Reproduce every item below with "block diagram" swapped for "schematic", leaving everything else unchanged, and omit the pictures.

Given records ->
** Begin **
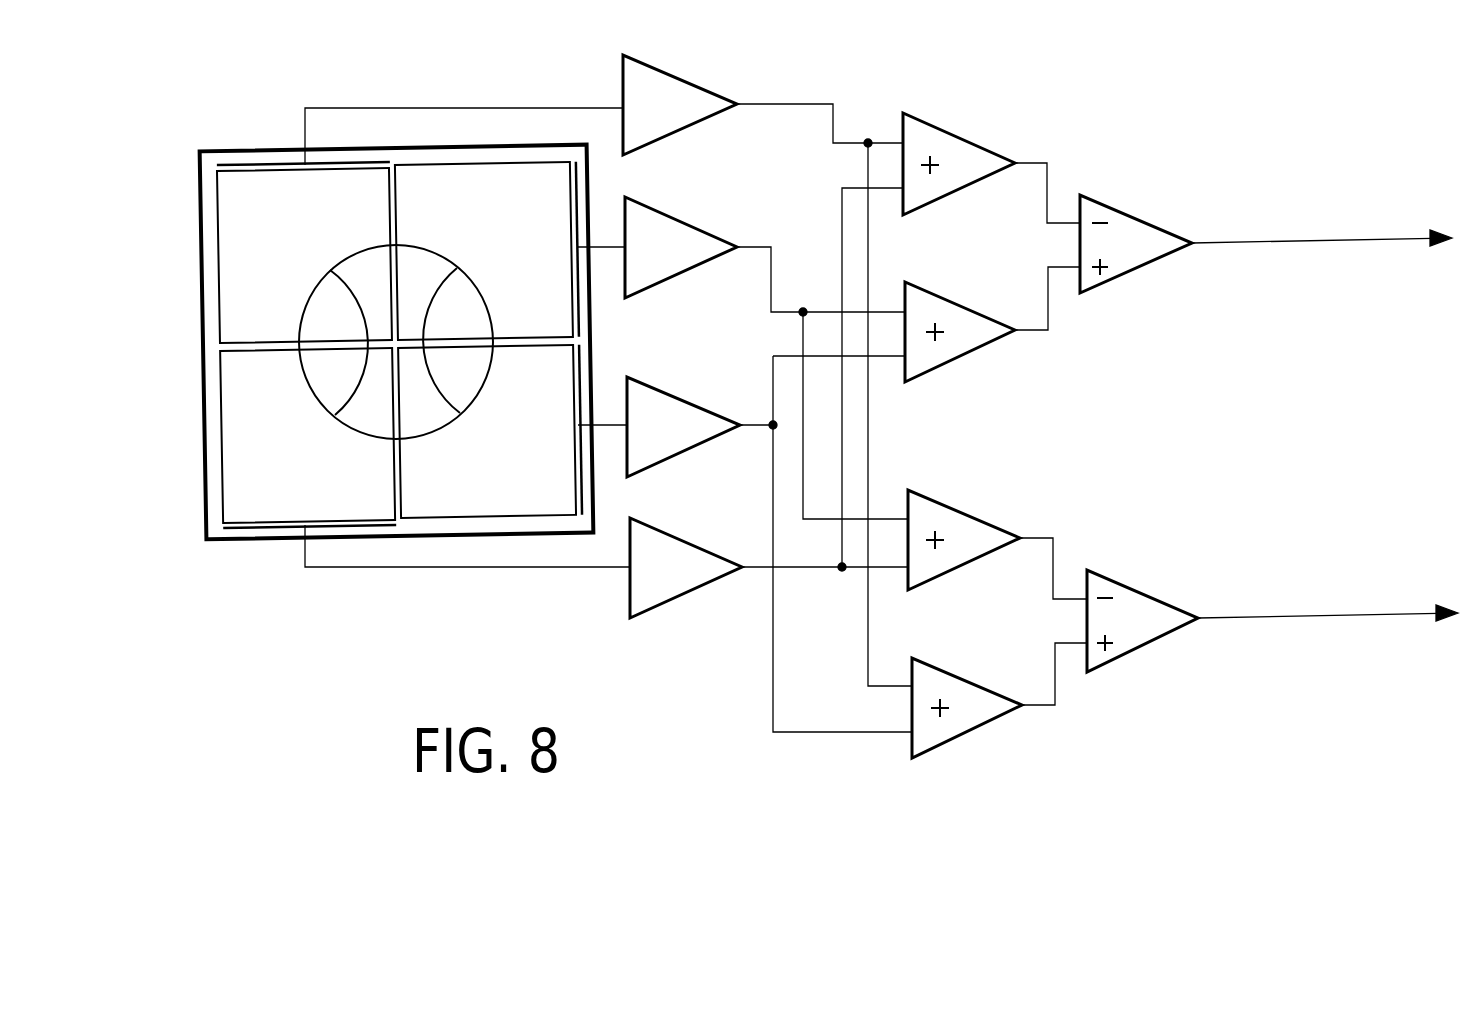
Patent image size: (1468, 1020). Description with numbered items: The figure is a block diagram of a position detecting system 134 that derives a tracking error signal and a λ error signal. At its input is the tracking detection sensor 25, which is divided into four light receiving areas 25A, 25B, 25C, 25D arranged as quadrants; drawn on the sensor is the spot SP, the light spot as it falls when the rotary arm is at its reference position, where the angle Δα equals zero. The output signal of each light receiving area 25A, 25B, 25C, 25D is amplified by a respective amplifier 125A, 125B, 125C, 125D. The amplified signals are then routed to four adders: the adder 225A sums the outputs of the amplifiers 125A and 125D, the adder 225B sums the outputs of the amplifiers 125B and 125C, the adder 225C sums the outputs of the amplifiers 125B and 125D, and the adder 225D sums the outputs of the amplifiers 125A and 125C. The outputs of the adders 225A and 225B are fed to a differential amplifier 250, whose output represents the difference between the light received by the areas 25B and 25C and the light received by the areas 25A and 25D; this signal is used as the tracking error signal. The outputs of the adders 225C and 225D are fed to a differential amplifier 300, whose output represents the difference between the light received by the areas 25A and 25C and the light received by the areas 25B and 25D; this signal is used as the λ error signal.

The tracking detection sensor 25 is at (232, 150).
The light receiving area 25A is at (232, 272).
The light receiving area 25B is at (513, 182).
The light receiving area 25C is at (475, 496).
The light receiving area 25D is at (235, 442).
The spot SP is at (350, 257).
The position detecting system 134 is at (435, 90).
The amplifier 125A is at (672, 74).
The amplifier 125B is at (678, 218).
The amplifier 125C is at (682, 397).
The amplifier 125D is at (685, 538).
The adder 225A is at (953, 132).
The adder 225B is at (962, 302).
The adder 225C is at (963, 512).
The adder 225D is at (968, 678).
The differential amplifier 250 is at (1137, 215).
The differential amplifier 300 is at (1145, 592).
** End **
Reply to the exercise ->
Patent image size: (1468, 1020). Description with numbered items: The figure is a schematic of a position detecting system 134 that derives a tracking error signal and a λ error signal. At its input is the tracking detection sensor 25, which is divided into four light receiving areas 25A, 25B, 25C, 25D arranged as quadrants; drawn on the sensor is the spot SP, the light spot as it falls when the rotary arm is at its reference position, where the angle Δα equals zero. The output signal of each light receiving area 25A, 25B, 25C, 25D is amplified by a respective amplifier 125A, 125B, 125C, 125D. The amplified signals are then routed to four adders: the adder 225A sums the outputs of the amplifiers 125A and 125D, the adder 225B sums the outputs of the amplifiers 125B and 125C, the adder 225C sums the outputs of the amplifiers 125B and 125D, and the adder 225D sums the outputs of the amplifiers 125A and 125C. The outputs of the adders 225A and 225B are fed to a differential amplifier 250, whose output represents the difference between the light received by the areas 25B and 25C and the light received by the areas 25A and 25D; this signal is used as the tracking error signal. The outputs of the adders 225C and 225D are fed to a differential amplifier 300, whose output represents the difference between the light received by the areas 25A and 25C and the light received by the areas 25B and 25D; this signal is used as the λ error signal.

The tracking detection sensor 25 is at (232, 150).
The light receiving area 25A is at (232, 272).
The light receiving area 25B is at (513, 182).
The light receiving area 25C is at (475, 496).
The light receiving area 25D is at (235, 442).
The spot SP is at (350, 257).
The position detecting system 134 is at (435, 90).
The amplifier 125A is at (672, 74).
The amplifier 125B is at (678, 218).
The amplifier 125C is at (682, 397).
The amplifier 125D is at (685, 538).
The adder 225A is at (953, 132).
The adder 225B is at (962, 302).
The adder 225C is at (963, 512).
The adder 225D is at (968, 678).
The differential amplifier 250 is at (1137, 215).
The differential amplifier 300 is at (1145, 592).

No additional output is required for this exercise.